** Start Available data **

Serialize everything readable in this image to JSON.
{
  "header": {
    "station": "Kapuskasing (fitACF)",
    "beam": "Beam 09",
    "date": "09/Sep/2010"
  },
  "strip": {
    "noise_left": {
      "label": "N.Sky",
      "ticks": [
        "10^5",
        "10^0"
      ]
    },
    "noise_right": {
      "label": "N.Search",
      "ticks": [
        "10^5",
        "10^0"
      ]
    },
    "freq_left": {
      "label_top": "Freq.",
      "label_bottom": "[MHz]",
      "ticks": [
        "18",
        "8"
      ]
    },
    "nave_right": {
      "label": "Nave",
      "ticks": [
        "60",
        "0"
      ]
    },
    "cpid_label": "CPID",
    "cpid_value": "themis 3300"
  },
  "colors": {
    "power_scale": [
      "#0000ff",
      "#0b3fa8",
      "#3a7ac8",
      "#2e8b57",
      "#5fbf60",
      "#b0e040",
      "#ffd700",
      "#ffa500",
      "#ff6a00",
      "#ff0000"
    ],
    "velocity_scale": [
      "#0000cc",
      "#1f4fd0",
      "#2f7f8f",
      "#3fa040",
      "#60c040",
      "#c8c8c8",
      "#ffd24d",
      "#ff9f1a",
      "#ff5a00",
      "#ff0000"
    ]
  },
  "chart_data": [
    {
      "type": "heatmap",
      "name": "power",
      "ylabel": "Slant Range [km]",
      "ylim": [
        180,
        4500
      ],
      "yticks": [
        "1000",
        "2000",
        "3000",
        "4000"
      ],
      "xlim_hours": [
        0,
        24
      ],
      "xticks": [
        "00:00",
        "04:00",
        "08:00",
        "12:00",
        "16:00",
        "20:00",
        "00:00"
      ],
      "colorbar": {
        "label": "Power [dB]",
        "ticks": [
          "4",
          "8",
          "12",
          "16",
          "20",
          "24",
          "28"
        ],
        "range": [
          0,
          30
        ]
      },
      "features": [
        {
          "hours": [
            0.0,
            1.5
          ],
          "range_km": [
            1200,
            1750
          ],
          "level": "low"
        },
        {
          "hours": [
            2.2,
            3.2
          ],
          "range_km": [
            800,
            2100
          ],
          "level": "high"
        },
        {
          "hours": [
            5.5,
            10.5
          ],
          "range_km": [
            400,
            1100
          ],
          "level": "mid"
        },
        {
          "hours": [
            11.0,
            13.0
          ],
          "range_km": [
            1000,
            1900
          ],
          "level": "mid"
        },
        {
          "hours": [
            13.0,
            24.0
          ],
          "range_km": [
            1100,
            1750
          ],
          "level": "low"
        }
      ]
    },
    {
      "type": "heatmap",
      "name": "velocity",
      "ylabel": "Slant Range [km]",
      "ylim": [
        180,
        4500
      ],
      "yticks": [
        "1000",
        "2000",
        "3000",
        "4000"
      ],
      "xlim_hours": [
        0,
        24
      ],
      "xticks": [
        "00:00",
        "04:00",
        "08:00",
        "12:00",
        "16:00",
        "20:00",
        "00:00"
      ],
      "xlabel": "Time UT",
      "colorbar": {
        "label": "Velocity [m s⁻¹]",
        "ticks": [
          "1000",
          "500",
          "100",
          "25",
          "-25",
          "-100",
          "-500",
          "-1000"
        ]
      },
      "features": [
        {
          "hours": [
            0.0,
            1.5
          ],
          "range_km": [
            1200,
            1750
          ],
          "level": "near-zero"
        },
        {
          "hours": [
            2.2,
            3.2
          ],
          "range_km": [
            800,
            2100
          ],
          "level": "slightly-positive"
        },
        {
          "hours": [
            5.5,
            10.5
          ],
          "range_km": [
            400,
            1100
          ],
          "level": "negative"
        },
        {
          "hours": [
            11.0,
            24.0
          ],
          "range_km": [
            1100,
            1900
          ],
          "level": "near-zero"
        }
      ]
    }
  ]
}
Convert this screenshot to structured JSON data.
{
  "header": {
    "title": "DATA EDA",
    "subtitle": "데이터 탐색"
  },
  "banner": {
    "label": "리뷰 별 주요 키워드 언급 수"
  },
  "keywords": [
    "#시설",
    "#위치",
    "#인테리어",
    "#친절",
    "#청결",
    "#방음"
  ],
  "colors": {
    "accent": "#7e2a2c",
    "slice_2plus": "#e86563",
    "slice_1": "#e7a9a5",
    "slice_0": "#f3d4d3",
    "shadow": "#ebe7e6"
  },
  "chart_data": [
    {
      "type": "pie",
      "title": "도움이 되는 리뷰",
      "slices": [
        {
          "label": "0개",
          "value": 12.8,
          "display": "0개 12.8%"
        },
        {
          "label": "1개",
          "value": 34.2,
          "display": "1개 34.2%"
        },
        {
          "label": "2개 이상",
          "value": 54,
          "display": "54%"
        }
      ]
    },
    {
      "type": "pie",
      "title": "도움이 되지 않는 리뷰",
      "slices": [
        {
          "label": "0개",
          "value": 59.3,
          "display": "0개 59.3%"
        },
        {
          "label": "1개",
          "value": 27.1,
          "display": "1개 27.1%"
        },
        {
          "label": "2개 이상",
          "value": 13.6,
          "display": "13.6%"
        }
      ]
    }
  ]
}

** End Available data **

● Your instructions: Please quote the data above in full, with no line missing.

● Written solution:
Serialize everything readable in this image to JSON.
{
  "header": {
    "station": "Kapuskasing (fitACF)",
    "beam": "Beam 09",
    "date": "09/Sep/2010"
  },
  "strip": {
    "noise_left": {
      "label": "N.Sky",
      "ticks": [
        "10^5",
        "10^0"
      ]
    },
    "noise_right": {
      "label": "N.Search",
      "ticks": [
        "10^5",
        "10^0"
      ]
    },
    "freq_left": {
      "label_top": "Freq.",
      "label_bottom": "[MHz]",
      "ticks": [
        "18",
        "8"
      ]
    },
    "nave_right": {
      "label": "Nave",
      "ticks": [
        "60",
        "0"
      ]
    },
    "cpid_label": "CPID",
    "cpid_value": "themis 3300"
  },
  "colors": {
    "power_scale": [
      "#0000ff",
      "#0b3fa8",
      "#3a7ac8",
      "#2e8b57",
      "#5fbf60",
      "#b0e040",
      "#ffd700",
      "#ffa500",
      "#ff6a00",
      "#ff0000"
    ],
    "velocity_scale": [
      "#0000cc",
      "#1f4fd0",
      "#2f7f8f",
      "#3fa040",
      "#60c040",
      "#c8c8c8",
      "#ffd24d",
      "#ff9f1a",
      "#ff5a00",
      "#ff0000"
    ]
  },
  "chart_data": [
    {
      "type": "heatmap",
      "name": "power",
      "ylabel": "Slant Range [km]",
      "ylim": [
        180,
        4500
      ],
      "yticks": [
        "1000",
        "2000",
        "3000",
        "4000"
      ],
      "xlim_hours": [
        0,
        24
      ],
      "xticks": [
        "00:00",
        "04:00",
        "08:00",
        "12:00",
        "16:00",
        "20:00",
        "00:00"
      ],
      "colorbar": {
        "label": "Power [dB]",
        "ticks": [
          "4",
          "8",
          "12",
          "16",
          "20",
          "24",
          "28"
        ],
        "range": [
          0,
          30
        ]
      },
      "features": [
        {
          "hours": [
            0.0,
            1.5
          ],
          "range_km": [
            1200,
            1750
          ],
          "level": "low"
        },
        {
          "hours": [
            2.2,
            3.2
          ],
          "range_km": [
            800,
            2100
          ],
          "level": "high"
        },
        {
          "hours": [
            5.5,
            10.5
          ],
          "range_km": [
            400,
            1100
          ],
          "level": "mid"
        },
        {
          "hours": [
            11.0,
            13.0
          ],
          "range_km": [
            1000,
            1900
          ],
          "level": "mid"
        },
        {
          "hours": [
            13.0,
            24.0
          ],
          "range_km": [
            1100,
            1750
          ],
          "level": "low"
        }
      ]
    },
    {
      "type": "heatmap",
      "name": "velocity",
      "ylabel": "Slant Range [km]",
      "ylim": [
        180,
        4500
      ],
      "yticks": [
        "1000",
        "2000",
        "3000",
        "4000"
      ],
      "xlim_hours": [
        0,
        24
      ],
      "xticks": [
        "00:00",
        "04:00",
        "08:00",
        "12:00",
        "16:00",
        "20:00",
        "00:00"
      ],
      "xlabel": "Time UT",
      "colorbar": {
        "label": "Velocity [m s⁻¹]",
        "ticks": [
          "1000",
          "500",
          "100",
          "25",
          "-25",
          "-100",
          "-500",
          "-1000"
        ]
      },
      "features": [
        {
          "hours": [
            0.0,
            1.5
          ],
          "range_km": [
            1200,
            1750
          ],
          "level": "near-zero"
        },
        {
          "hours": [
            2.2,
            3.2
          ],
          "range_km": [
            800,
            2100
          ],
          "level": "slightly-positive"
        },
        {
          "hours": [
            5.5,
            10.5
          ],
          "range_km": [
            400,
            1100
          ],
          "level": "negative"
        },
        {
          "hours": [
            11.0,
            24.0
          ],
          "range_km": [
            1100,
            1900
          ],
          "level": "near-zero"
        }
      ]
    }
  ]
}
Convert this screenshot to structured JSON data.
{
  "header": {
    "title": "DATA EDA",
    "subtitle": "데이터 탐색"
  },
  "banner": {
    "label": "리뷰 별 주요 키워드 언급 수"
  },
  "keywords": [
    "#시설",
    "#위치",
    "#인테리어",
    "#친절",
    "#청결",
    "#방음"
  ],
  "colors": {
    "accent": "#7e2a2c",
    "slice_2plus": "#e86563",
    "slice_1": "#e7a9a5",
    "slice_0": "#f3d4d3",
    "shadow": "#ebe7e6"
  },
  "chart_data": [
    {
      "type": "pie",
      "title": "도움이 되는 리뷰",
      "slices": [
        {
          "label": "0개",
          "value": 12.8,
          "display": "0개 12.8%"
        },
        {
          "label": "1개",
          "value": 34.2,
          "display": "1개 34.2%"
        },
        {
          "label": "2개 이상",
          "value": 54,
          "display": "54%"
        }
      ]
    },
    {
      "type": "pie",
      "title": "도움이 되지 않는 리뷰",
      "slices": [
        {
          "label": "0개",
          "value": 59.3,
          "display": "0개 59.3%"
        },
        {
          "label": "1개",
          "value": 27.1,
          "display": "1개 27.1%"
        },
        {
          "label": "2개 이상",
          "value": 13.6,
          "display": "13.6%"
        }
      ]
    }
  ]
}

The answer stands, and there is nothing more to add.